§ Instruction
Read the data and repeat all of it exactly.

— START Material for the task —

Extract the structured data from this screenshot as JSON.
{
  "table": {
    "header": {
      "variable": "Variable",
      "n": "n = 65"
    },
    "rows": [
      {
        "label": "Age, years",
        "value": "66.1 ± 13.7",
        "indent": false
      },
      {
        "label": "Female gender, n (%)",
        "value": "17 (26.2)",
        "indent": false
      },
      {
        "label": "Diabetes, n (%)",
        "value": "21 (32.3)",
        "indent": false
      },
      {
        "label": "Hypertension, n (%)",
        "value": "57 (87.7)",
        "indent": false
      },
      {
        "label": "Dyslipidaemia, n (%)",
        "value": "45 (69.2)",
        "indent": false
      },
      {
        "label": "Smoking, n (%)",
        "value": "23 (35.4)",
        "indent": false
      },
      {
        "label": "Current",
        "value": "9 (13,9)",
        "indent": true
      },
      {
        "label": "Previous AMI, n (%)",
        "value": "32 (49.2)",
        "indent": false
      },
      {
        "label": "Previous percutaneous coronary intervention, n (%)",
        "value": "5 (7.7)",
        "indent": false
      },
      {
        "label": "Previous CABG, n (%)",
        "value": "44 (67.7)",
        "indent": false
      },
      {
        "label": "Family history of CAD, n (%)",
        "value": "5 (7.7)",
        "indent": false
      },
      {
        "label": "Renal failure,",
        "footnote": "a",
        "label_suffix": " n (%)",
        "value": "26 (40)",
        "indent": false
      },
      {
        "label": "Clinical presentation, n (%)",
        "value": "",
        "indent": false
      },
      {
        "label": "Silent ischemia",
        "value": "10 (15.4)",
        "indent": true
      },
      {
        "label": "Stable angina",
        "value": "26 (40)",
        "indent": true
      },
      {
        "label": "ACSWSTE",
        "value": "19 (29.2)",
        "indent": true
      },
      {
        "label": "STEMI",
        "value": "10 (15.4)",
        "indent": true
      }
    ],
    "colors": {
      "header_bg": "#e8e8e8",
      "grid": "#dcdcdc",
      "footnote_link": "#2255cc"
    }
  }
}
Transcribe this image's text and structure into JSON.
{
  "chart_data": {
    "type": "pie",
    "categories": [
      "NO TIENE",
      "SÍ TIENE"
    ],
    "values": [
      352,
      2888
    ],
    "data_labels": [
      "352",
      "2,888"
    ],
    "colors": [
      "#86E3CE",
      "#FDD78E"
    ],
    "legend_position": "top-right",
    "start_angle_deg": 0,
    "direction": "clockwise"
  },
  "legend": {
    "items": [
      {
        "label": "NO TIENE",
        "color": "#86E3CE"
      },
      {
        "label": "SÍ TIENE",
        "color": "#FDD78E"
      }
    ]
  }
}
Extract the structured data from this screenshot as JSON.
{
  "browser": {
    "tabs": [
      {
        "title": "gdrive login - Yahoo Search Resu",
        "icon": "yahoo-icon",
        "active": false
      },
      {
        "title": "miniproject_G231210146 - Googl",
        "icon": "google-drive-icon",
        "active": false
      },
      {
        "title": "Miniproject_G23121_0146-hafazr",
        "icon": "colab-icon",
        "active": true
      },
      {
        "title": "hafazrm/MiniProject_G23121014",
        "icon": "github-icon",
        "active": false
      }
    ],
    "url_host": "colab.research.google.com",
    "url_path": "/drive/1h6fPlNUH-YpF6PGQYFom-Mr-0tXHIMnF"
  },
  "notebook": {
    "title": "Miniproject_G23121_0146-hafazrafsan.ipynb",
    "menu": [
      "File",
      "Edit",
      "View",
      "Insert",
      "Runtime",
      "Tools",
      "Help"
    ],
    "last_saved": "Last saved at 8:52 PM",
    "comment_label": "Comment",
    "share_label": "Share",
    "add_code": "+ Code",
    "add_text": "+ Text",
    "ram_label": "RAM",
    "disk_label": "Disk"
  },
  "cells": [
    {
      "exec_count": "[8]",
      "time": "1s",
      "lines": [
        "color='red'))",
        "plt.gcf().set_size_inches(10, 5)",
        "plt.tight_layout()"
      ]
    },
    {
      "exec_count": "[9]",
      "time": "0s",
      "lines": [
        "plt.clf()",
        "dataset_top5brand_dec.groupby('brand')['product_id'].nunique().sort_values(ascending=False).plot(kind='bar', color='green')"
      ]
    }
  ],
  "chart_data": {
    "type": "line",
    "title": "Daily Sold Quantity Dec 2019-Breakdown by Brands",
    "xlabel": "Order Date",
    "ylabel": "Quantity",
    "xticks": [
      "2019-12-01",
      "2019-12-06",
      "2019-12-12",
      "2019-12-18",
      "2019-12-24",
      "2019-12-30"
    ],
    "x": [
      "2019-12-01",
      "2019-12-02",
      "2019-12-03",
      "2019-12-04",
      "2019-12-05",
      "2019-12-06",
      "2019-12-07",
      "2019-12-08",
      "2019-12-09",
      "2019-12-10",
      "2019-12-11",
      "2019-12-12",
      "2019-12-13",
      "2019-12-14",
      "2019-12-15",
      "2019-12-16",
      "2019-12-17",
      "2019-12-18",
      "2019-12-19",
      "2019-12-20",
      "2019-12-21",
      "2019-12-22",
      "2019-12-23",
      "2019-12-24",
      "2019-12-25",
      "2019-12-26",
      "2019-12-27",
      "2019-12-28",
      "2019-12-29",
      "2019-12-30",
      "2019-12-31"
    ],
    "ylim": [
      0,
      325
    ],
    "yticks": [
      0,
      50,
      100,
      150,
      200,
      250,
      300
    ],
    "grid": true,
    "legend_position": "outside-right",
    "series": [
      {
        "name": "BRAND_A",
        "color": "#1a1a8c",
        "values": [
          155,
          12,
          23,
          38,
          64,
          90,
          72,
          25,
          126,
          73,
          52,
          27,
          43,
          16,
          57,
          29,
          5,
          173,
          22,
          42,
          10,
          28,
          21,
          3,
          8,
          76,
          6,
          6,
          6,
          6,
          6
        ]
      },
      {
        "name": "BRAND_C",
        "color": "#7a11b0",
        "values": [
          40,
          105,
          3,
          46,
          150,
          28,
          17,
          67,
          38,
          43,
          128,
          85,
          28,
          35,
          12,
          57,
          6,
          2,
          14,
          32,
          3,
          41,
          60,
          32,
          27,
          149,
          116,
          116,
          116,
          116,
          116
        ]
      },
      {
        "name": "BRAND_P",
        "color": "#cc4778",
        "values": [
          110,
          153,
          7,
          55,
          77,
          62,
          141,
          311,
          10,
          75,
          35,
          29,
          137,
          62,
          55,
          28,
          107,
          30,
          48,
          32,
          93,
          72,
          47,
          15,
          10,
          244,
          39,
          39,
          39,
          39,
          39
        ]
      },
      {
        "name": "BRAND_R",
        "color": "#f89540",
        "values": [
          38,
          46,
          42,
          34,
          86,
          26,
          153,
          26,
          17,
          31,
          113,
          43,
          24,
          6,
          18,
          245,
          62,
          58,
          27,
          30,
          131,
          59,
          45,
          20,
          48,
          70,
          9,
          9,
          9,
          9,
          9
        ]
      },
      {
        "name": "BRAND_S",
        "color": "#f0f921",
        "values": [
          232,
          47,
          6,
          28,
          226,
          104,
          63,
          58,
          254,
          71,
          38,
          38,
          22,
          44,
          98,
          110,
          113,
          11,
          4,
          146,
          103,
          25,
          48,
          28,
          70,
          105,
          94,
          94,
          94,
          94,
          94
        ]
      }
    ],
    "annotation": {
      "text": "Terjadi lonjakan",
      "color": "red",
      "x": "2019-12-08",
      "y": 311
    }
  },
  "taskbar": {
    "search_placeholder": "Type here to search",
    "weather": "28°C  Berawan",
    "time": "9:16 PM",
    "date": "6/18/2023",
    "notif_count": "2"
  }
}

— END Material for the task —

§ Full solution
Extract the structured data from this screenshot as JSON.
{
  "table": {
    "header": {
      "variable": "Variable",
      "n": "n = 65"
    },
    "rows": [
      {
        "label": "Age, years",
        "value": "66.1 ± 13.7",
        "indent": false
      },
      {
        "label": "Female gender, n (%)",
        "value": "17 (26.2)",
        "indent": false
      },
      {
        "label": "Diabetes, n (%)",
        "value": "21 (32.3)",
        "indent": false
      },
      {
        "label": "Hypertension, n (%)",
        "value": "57 (87.7)",
        "indent": false
      },
      {
        "label": "Dyslipidaemia, n (%)",
        "value": "45 (69.2)",
        "indent": false
      },
      {
        "label": "Smoking, n (%)",
        "value": "23 (35.4)",
        "indent": false
      },
      {
        "label": "Current",
        "value": "9 (13,9)",
        "indent": true
      },
      {
        "label": "Previous AMI, n (%)",
        "value": "32 (49.2)",
        "indent": false
      },
      {
        "label": "Previous percutaneous coronary intervention, n (%)",
        "value": "5 (7.7)",
        "indent": false
      },
      {
        "label": "Previous CABG, n (%)",
        "value": "44 (67.7)",
        "indent": false
      },
      {
        "label": "Family history of CAD, n (%)",
        "value": "5 (7.7)",
        "indent": false
      },
      {
        "label": "Renal failure,",
        "footnote": "a",
        "label_suffix": " n (%)",
        "value": "26 (40)",
        "indent": false
      },
      {
        "label": "Clinical presentation, n (%)",
        "value": "",
        "indent": false
      },
      {
        "label": "Silent ischemia",
        "value": "10 (15.4)",
        "indent": true
      },
      {
        "label": "Stable angina",
        "value": "26 (40)",
        "indent": true
      },
      {
        "label": "ACSWSTE",
        "value": "19 (29.2)",
        "indent": true
      },
      {
        "label": "STEMI",
        "value": "10 (15.4)",
        "indent": true
      }
    ],
    "colors": {
      "header_bg": "#e8e8e8",
      "grid": "#dcdcdc",
      "footnote_link": "#2255cc"
    }
  }
}
Transcribe this image's text and structure into JSON.
{
  "chart_data": {
    "type": "pie",
    "categories": [
      "NO TIENE",
      "SÍ TIENE"
    ],
    "values": [
      352,
      2888
    ],
    "data_labels": [
      "352",
      "2,888"
    ],
    "colors": [
      "#86E3CE",
      "#FDD78E"
    ],
    "legend_position": "top-right",
    "start_angle_deg": 0,
    "direction": "clockwise"
  },
  "legend": {
    "items": [
      {
        "label": "NO TIENE",
        "color": "#86E3CE"
      },
      {
        "label": "SÍ TIENE",
        "color": "#FDD78E"
      }
    ]
  }
}
Extract the structured data from this screenshot as JSON.
{
  "browser": {
    "tabs": [
      {
        "title": "gdrive login - Yahoo Search Resu",
        "icon": "yahoo-icon",
        "active": false
      },
      {
        "title": "miniproject_G231210146 - Googl",
        "icon": "google-drive-icon",
        "active": false
      },
      {
        "title": "Miniproject_G23121_0146-hafazr",
        "icon": "colab-icon",
        "active": true
      },
      {
        "title": "hafazrm/MiniProject_G23121014",
        "icon": "github-icon",
        "active": false
      }
    ],
    "url_host": "colab.research.google.com",
    "url_path": "/drive/1h6fPlNUH-YpF6PGQYFom-Mr-0tXHIMnF"
  },
  "notebook": {
    "title": "Miniproject_G23121_0146-hafazrafsan.ipynb",
    "menu": [
      "File",
      "Edit",
      "View",
      "Insert",
      "Runtime",
      "Tools",
      "Help"
    ],
    "last_saved": "Last saved at 8:52 PM",
    "comment_label": "Comment",
    "share_label": "Share",
    "add_code": "+ Code",
    "add_text": "+ Text",
    "ram_label": "RAM",
    "disk_label": "Disk"
  },
  "cells": [
    {
      "exec_count": "[8]",
      "time": "1s",
      "lines": [
        "color='red'))",
        "plt.gcf().set_size_inches(10, 5)",
        "plt.tight_layout()"
      ]
    },
    {
      "exec_count": "[9]",
      "time": "0s",
      "lines": [
        "plt.clf()",
        "dataset_top5brand_dec.groupby('brand')['product_id'].nunique().sort_values(ascending=False).plot(kind='bar', color='green')"
      ]
    }
  ],
  "chart_data": {
    "type": "line",
    "title": "Daily Sold Quantity Dec 2019-Breakdown by Brands",
    "xlabel": "Order Date",
    "ylabel": "Quantity",
    "xticks": [
      "2019-12-01",
      "2019-12-06",
      "2019-12-12",
      "2019-12-18",
      "2019-12-24",
      "2019-12-30"
    ],
    "x": [
      "2019-12-01",
      "2019-12-02",
      "2019-12-03",
      "2019-12-04",
      "2019-12-05",
      "2019-12-06",
      "2019-12-07",
      "2019-12-08",
      "2019-12-09",
      "2019-12-10",
      "2019-12-11",
      "2019-12-12",
      "2019-12-13",
      "2019-12-14",
      "2019-12-15",
      "2019-12-16",
      "2019-12-17",
      "2019-12-18",
      "2019-12-19",
      "2019-12-20",
      "2019-12-21",
      "2019-12-22",
      "2019-12-23",
      "2019-12-24",
      "2019-12-25",
      "2019-12-26",
      "2019-12-27",
      "2019-12-28",
      "2019-12-29",
      "2019-12-30",
      "2019-12-31"
    ],
    "ylim": [
      0,
      325
    ],
    "yticks": [
      0,
      50,
      100,
      150,
      200,
      250,
      300
    ],
    "grid": true,
    "legend_position": "outside-right",
    "series": [
      {
        "name": "BRAND_A",
        "color": "#1a1a8c",
        "values": [
          155,
          12,
          23,
          38,
          64,
          90,
          72,
          25,
          126,
          73,
          52,
          27,
          43,
          16,
          57,
          29,
          5,
          173,
          22,
          42,
          10,
          28,
          21,
          3,
          8,
          76,
          6,
          6,
          6,
          6,
          6
        ]
      },
      {
        "name": "BRAND_C",
        "color": "#7a11b0",
        "values": [
          40,
          105,
          3,
          46,
          150,
          28,
          17,
          67,
          38,
          43,
          128,
          85,
          28,
          35,
          12,
          57,
          6,
          2,
          14,
          32,
          3,
          41,
          60,
          32,
          27,
          149,
          116,
          116,
          116,
          116,
          116
        ]
      },
      {
        "name": "BRAND_P",
        "color": "#cc4778",
        "values": [
          110,
          153,
          7,
          55,
          77,
          62,
          141,
          311,
          10,
          75,
          35,
          29,
          137,
          62,
          55,
          28,
          107,
          30,
          48,
          32,
          93,
          72,
          47,
          15,
          10,
          244,
          39,
          39,
          39,
          39,
          39
        ]
      },
      {
        "name": "BRAND_R",
        "color": "#f89540",
        "values": [
          38,
          46,
          42,
          34,
          86,
          26,
          153,
          26,
          17,
          31,
          113,
          43,
          24,
          6,
          18,
          245,
          62,
          58,
          27,
          30,
          131,
          59,
          45,
          20,
          48,
          70,
          9,
          9,
          9,
          9,
          9
        ]
      },
      {
        "name": "BRAND_S",
        "color": "#f0f921",
        "values": [
          232,
          47,
          6,
          28,
          226,
          104,
          63,
          58,
          254,
          71,
          38,
          38,
          22,
          44,
          98,
          110,
          113,
          11,
          4,
          146,
          103,
          25,
          48,
          28,
          70,
          105,
          94,
          94,
          94,
          94,
          94
        ]
      }
    ],
    "annotation": {
      "text": "Terjadi lonjakan",
      "color": "red",
      "x": "2019-12-08",
      "y": 311
    }
  },
  "taskbar": {
    "search_placeholder": "Type here to search",
    "weather": "28°C  Berawan",
    "time": "9:16 PM",
    "date": "6/18/2023",
    "notif_count": "2"
  }
}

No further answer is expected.